**TASK**.
Make an exact copy of the data below, leaving out every picture.

START RECORDS FOR THIS TASK

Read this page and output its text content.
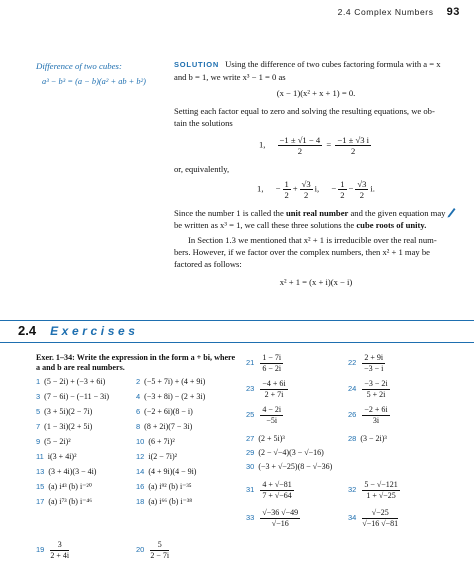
2.4 Complex Numbers 93
Difference of two cubes:
a³ − b³ = (a − b)(a² + ab + b²)
SOLUTION Using the difference of two cubes factoring formula with a = x
and b = 1, we write x³ − 1 = 0 as
(x − 1)(x² + x + 1) = 0.
Setting each factor equal to zero and solving the resulting equations, we ob-
tain the solutions
1, $\frac{-1 \pm √1 - 4}{2} = \frac{-1 \pm √3 i}{2}$
or, equivalently,
1, − $\frac{1}{2} + \frac{√3}{2} i$, − $\frac{1}{2} - \frac{√3}{2} i$.
Since the number 1 is called the unit real number and the given equation may
be written as x³ = 1, we call these three solutions the cube roots of unity.
In Section 1.3 we mentioned that x² + 1 is irreducible over the real num-
bers. However, if we factor over the complex numbers, then x² + 1 may be
factored as follows:
x² + 1 = (x + i)(x − i)
2.4 Exercises
Exer. 1–34: Write the expression in the form a + bi, where a and b are real numbers.
1 (5 − 2i) + (−3 + 6i)	2 (−5 + 7i) + (4 + 9i)
3 (7 − 6i) − (−11 − 3i)	4 (−3 + 8i) − (2 + 3i)
5 (3 + 5i)(2 − 7i)	6 (−2 + 6i)(8 − i)
7 (1 − 3i)(2 + 5i)	8 (8 + 2i)(7 − 3i)
9 (5 − 2i)²	10 (6 + 7i)²
11 i(3 + 4i)²	12 i(2 − 7i)²
13 (3 + 4i)(3 − 4i)	14 (4 + 9i)(4 − 9i)
15 (a) i⁴³ (b) i⁻²⁰	16 (a) i⁹² (b) i⁻³⁵
17 (a) i⁷³ (b) i⁻⁴⁶	18 (a) i⁶⁶ (b) i⁻³⁸
$19 \frac{3}{2 + 4i}$	$20 \frac{5}{2 - 7i}$
$21 \frac{1 - 7i}{6 - 2i}$	$22 \frac{2 + 9i}{-3 - i}$
$23 \frac{-4 + 6i}{2 + 7i}$	$24 \frac{-3 - 2i}{5 + 2i}$
$25 \frac{4 - 2i}{-5i}$	$26 \frac{-2 + 6i}{3i}$
27 (2 + 5i)³	28 (3 − 2i)³
29 (2 − √−4)(3 − √−16)
30 (−3 + √−25)(8 − √−36)
$31 \frac{4 + √-81}{7 + √-64}$	$32 \frac{5 - √-121}{1 + √-25}$
$33 \frac{√-36 √-49}{√-16}$	$34 \frac{√-25}{√-16 √-81}$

END RECORDS FOR THIS TASK

**EXERCISE RESPONSE**.
Read this page and output its text content.
2.4 Complex Numbers 93
Difference of two cubes:
a³ − b³ = (a − b)(a² + ab + b²)
SOLUTION Using the difference of two cubes factoring formula with a = x
and b = 1, we write x³ − 1 = 0 as
(x − 1)(x² + x + 1) = 0.
Setting each factor equal to zero and solving the resulting equations, we ob-
tain the solutions
1, $\frac{-1 \pm √1 - 4}{2} = \frac{-1 \pm √3 i}{2}$
or, equivalently,
1, − $\frac{1}{2} + \frac{√3}{2} i$, − $\frac{1}{2} - \frac{√3}{2} i$.
Since the number 1 is called the unit real number and the given equation may
be written as x³ = 1, we call these three solutions the cube roots of unity.
In Section 1.3 we mentioned that x² + 1 is irreducible over the real num-
bers. However, if we factor over the complex numbers, then x² + 1 may be
factored as follows:
x² + 1 = (x + i)(x − i)
2.4 Exercises
Exer. 1–34: Write the expression in the form a + bi, where a and b are real numbers.
1 (5 − 2i) + (−3 + 6i)	2 (−5 + 7i) + (4 + 9i)
3 (7 − 6i) − (−11 − 3i)	4 (−3 + 8i) − (2 + 3i)
5 (3 + 5i)(2 − 7i)	6 (−2 + 6i)(8 − i)
7 (1 − 3i)(2 + 5i)	8 (8 + 2i)(7 − 3i)
9 (5 − 2i)²	10 (6 + 7i)²
11 i(3 + 4i)²	12 i(2 − 7i)²
13 (3 + 4i)(3 − 4i)	14 (4 + 9i)(4 − 9i)
15 (a) i⁴³ (b) i⁻²⁰	16 (a) i⁹² (b) i⁻³⁵
17 (a) i⁷³ (b) i⁻⁴⁶	18 (a) i⁶⁶ (b) i⁻³⁸
$19 \frac{3}{2 + 4i}$	$20 \frac{5}{2 - 7i}$
$21 \frac{1 - 7i}{6 - 2i}$	$22 \frac{2 + 9i}{-3 - i}$
$23 \frac{-4 + 6i}{2 + 7i}$	$24 \frac{-3 - 2i}{5 + 2i}$
$25 \frac{4 - 2i}{-5i}$	$26 \frac{-2 + 6i}{3i}$
27 (2 + 5i)³	28 (3 − 2i)³
29 (2 − √−4)(3 − √−16)
30 (−3 + √−25)(8 − √−36)
$31 \frac{4 + √-81}{7 + √-64}$	$32 \frac{5 - √-121}{1 + √-25}$
$33 \frac{√-36 √-49}{√-16}$	$34 \frac{√-25}{√-16 √-81}$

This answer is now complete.